:: FRAGMENT TEKSTU ::
#####

Przesłuchiwane na tę okoliczność grono pedagogiczne nie potwierdziło jednoznacznie faktu znęcania się psychicznego i fizycznego nad dziećmi. I. K. zeznała, iż „ nie zauważyłam nigdy aby I. ani M. mieli jakiekolwiek ślady świadczące o biciu. Nigdy nie skarżyli się aby w domu byli bici przez rodziców” (karta 15 akt). Wskazała dalej, iż „ uważam, że A. K. (1) jest opiekuńczą matką i dba o dzieci (…). Poza tym jest głośna i emocjonalnie okazuje swoje niezadowolenie, nie zauważyłam aby źle traktowała dzieci. Nigdy nie zauważyłam aby uderzyła któreś dziecko” (karta 15 akt). Pedagog szkolny M. S. zeznała, iż „ nie słyszałam żadnych wulgaryzmów” pod adresem dzieci, nie była bezpośrednim świadkiem zdarzeń. Wychowawca w Przedszkolu nr (...) w D. E. M. zeznała, iż „ dzieci mają bardzo dobry kontakt z matką (…). Dzieci zawsze są bardzo zadbane
i czyste. Nie zauważyłam nigdy jakichkolwiek śladów świadczących aby stosowano wobec nich kary cielesne (…). Pani K. sprawiała wrażenie bardzo troskliwej, opiekuńczej matki (…). A dzieci nie sprawiały wrażenia zastraszonych ani agresywnych wobec swoich rówieśników
” (karta 25 akt).

#####

:: POKAZANY MATERIAŁ ::
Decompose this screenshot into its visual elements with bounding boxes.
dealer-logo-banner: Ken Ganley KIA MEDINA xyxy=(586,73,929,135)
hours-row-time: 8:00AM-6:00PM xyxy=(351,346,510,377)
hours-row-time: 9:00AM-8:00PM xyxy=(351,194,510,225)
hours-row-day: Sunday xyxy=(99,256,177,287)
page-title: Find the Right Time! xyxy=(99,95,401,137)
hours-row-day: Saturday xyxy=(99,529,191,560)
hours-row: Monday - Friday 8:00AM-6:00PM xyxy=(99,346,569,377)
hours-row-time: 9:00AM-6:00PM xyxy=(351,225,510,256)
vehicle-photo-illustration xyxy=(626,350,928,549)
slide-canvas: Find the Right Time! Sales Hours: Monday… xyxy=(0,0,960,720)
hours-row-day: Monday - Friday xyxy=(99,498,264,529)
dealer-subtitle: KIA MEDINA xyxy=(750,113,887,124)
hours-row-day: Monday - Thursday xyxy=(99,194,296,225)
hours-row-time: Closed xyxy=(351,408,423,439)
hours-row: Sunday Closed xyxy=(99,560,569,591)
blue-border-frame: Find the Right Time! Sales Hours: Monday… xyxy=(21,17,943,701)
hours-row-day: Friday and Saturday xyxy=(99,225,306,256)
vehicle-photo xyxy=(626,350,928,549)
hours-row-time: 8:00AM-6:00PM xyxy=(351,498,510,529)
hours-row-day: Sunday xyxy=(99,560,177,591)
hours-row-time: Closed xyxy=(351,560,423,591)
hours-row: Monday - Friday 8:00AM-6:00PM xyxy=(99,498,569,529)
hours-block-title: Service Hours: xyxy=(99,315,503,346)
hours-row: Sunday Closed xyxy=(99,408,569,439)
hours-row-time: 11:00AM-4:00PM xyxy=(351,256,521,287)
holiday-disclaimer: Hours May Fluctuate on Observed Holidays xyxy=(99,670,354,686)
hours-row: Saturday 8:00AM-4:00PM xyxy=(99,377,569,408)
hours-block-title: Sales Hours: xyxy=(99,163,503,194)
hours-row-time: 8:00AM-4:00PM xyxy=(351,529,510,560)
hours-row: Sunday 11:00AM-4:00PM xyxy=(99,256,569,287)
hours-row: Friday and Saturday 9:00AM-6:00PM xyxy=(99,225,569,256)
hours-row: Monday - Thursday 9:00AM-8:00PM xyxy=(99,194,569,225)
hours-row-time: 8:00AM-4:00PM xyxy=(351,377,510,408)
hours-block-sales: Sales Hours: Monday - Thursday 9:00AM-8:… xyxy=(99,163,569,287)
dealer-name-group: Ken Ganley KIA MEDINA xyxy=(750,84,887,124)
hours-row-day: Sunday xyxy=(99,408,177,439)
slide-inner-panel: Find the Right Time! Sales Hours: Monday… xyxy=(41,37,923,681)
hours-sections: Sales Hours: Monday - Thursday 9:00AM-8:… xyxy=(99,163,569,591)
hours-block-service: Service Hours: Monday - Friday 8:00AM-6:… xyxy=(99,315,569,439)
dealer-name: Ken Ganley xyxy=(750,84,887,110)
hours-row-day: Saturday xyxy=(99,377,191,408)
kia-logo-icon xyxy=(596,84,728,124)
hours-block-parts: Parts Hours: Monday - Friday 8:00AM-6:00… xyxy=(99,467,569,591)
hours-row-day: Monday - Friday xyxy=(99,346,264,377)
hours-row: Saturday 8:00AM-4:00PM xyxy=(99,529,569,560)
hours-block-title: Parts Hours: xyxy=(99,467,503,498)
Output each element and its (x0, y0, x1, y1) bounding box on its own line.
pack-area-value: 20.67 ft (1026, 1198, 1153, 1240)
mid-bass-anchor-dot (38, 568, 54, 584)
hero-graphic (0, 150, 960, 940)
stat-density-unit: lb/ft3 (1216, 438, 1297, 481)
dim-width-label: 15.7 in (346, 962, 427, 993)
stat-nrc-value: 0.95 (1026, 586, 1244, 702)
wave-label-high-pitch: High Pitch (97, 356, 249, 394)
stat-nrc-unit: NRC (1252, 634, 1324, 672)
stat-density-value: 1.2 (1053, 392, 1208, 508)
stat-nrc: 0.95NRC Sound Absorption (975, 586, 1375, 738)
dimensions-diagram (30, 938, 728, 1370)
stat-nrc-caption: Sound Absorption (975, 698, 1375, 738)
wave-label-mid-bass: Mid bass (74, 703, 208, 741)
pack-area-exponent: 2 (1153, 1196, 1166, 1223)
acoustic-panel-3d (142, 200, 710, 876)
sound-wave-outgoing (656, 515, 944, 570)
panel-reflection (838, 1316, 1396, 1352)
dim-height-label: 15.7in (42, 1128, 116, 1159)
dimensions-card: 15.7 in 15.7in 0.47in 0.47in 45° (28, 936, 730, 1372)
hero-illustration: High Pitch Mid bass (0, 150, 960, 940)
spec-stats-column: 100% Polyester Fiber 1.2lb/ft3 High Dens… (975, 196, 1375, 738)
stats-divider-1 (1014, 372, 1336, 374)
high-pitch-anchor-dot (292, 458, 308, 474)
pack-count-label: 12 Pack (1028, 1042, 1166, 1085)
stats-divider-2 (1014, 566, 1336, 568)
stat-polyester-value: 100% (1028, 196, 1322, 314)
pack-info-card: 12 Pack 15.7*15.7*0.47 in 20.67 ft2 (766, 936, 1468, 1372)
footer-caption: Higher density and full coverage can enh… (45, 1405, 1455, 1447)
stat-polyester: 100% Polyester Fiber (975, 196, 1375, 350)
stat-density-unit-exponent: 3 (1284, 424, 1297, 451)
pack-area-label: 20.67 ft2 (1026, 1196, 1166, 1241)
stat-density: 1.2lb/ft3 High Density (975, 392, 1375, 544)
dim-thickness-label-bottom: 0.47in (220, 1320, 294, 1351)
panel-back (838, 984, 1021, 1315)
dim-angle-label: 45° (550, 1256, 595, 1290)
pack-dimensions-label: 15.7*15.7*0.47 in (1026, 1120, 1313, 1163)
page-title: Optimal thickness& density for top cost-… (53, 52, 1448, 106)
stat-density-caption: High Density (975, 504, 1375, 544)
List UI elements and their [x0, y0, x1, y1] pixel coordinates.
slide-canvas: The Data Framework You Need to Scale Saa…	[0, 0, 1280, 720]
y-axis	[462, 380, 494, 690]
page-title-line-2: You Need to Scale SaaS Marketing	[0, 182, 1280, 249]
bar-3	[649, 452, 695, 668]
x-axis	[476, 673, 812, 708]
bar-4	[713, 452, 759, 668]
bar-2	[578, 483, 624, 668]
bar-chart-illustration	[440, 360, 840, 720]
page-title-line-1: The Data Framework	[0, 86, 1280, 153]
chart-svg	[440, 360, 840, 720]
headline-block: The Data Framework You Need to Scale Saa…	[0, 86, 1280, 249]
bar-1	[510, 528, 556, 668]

#####

:: TWOJE POLECENIE ::
Czego według fragmentu tekstu pedagog szkolny M. S. nie słyszała pod adresem dzieci? Proszę odpowiedzieć jednym zdaniem.

:: ODPOWIEDŹ NA ZADANIE ::
Nie słyszała żadnych wulgaryzmów pod adresem dzieci.